[SUPPLIED INFORMATION]

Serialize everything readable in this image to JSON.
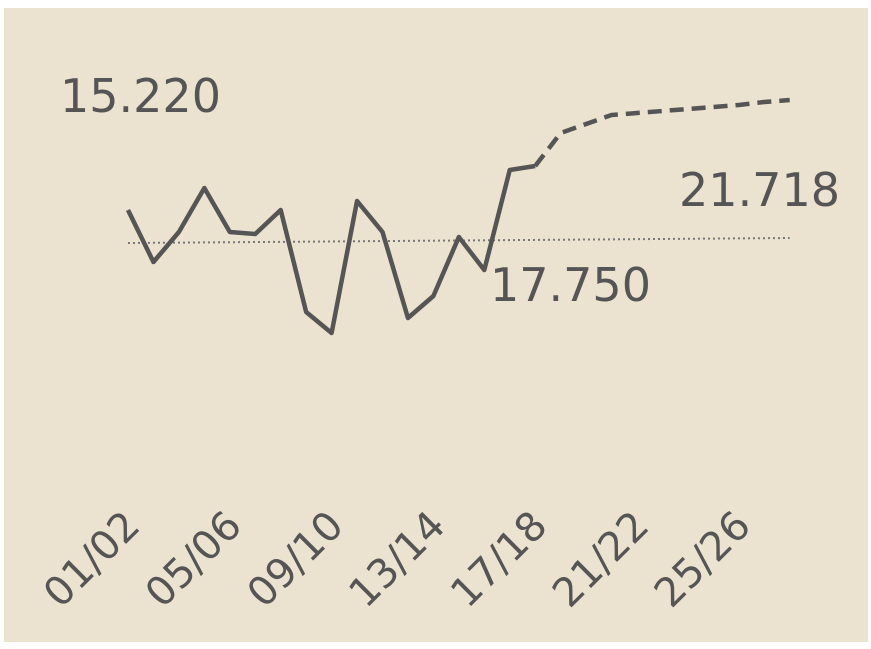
{
  "chart_data": {
    "type": "line",
    "categories": [
      "01/02",
      null,
      null,
      null,
      "05/06",
      null,
      null,
      null,
      "09/10",
      null,
      null,
      null,
      "13/14",
      null,
      null,
      null,
      "17/18",
      null,
      null,
      null,
      "21/22",
      null,
      null,
      null,
      "25/26",
      null,
      null
    ],
    "series": [
      {
        "color": "#555555",
        "style": "solid",
        "values": [
          23.5,
          20.9,
          22.4,
          24.6,
          22.4,
          22.3,
          23.5,
          18.4,
          17.35,
          23.95,
          22.4,
          18.1,
          19.2,
          22.15,
          20.5,
          25.5,
          25.7,
          null,
          null,
          null,
          null,
          null,
          null,
          null,
          null,
          null,
          null
        ]
      },
      {
        "color": "#555555",
        "style": "dashed",
        "values": [
          null,
          null,
          null,
          null,
          null,
          null,
          null,
          null,
          null,
          null,
          null,
          null,
          null,
          null,
          null,
          null,
          25.7,
          27.35,
          27.8,
          28.25,
          28.35,
          28.45,
          28.55,
          28.65,
          28.75,
          28.9,
          29.0
        ]
      }
    ],
    "trend": {
      "color": "#777777",
      "values": [
        21.85,
        22.1
      ]
    },
    "annotations": [
      "15.220",
      "21.718",
      "17.750"
    ],
    "ylim": [
      10,
      30
    ]
  }
}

[EXERCISE GOAL] Nothing in the entries should change as you copy them, except that the pictures are left out.

[WRITTEN ANSWER]
Serialize everything readable in this image to JSON.
{
  "chart_data": {
    "type": "line",
    "categories": [
      "01/02",
      null,
      null,
      null,
      "05/06",
      null,
      null,
      null,
      "09/10",
      null,
      null,
      null,
      "13/14",
      null,
      null,
      null,
      "17/18",
      null,
      null,
      null,
      "21/22",
      null,
      null,
      null,
      "25/26",
      null,
      null
    ],
    "series": [
      {
        "color": "#555555",
        "style": "solid",
        "values": [
          23.5,
          20.9,
          22.4,
          24.6,
          22.4,
          22.3,
          23.5,
          18.4,
          17.35,
          23.95,
          22.4,
          18.1,
          19.2,
          22.15,
          20.5,
          25.5,
          25.7,
          null,
          null,
          null,
          null,
          null,
          null,
          null,
          null,
          null,
          null
        ]
      },
      {
        "color": "#555555",
        "style": "dashed",
        "values": [
          null,
          null,
          null,
          null,
          null,
          null,
          null,
          null,
          null,
          null,
          null,
          null,
          null,
          null,
          null,
          null,
          25.7,
          27.35,
          27.8,
          28.25,
          28.35,
          28.45,
          28.55,
          28.65,
          28.75,
          28.9,
          29.0
        ]
      }
    ],
    "trend": {
      "color": "#777777",
      "values": [
        21.85,
        22.1
      ]
    },
    "annotations": [
      "15.220",
      "21.718",
      "17.750"
    ],
    "ylim": [
      10,
      30
    ]
  }
}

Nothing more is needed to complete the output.